Directions
Tally the lines of the listing that contain the word "flow", then give the total and nothing else.

Data items
━━━━
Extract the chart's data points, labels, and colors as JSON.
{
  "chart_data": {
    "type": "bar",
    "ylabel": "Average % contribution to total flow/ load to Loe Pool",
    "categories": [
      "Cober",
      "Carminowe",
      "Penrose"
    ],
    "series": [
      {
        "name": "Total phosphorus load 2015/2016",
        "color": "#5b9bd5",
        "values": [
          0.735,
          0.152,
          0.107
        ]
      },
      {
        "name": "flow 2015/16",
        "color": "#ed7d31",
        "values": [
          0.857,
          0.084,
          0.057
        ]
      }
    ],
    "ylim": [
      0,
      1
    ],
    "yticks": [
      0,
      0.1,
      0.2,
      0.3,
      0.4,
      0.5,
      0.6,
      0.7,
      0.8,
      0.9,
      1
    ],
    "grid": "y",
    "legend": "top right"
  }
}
━━━━
Correct response
2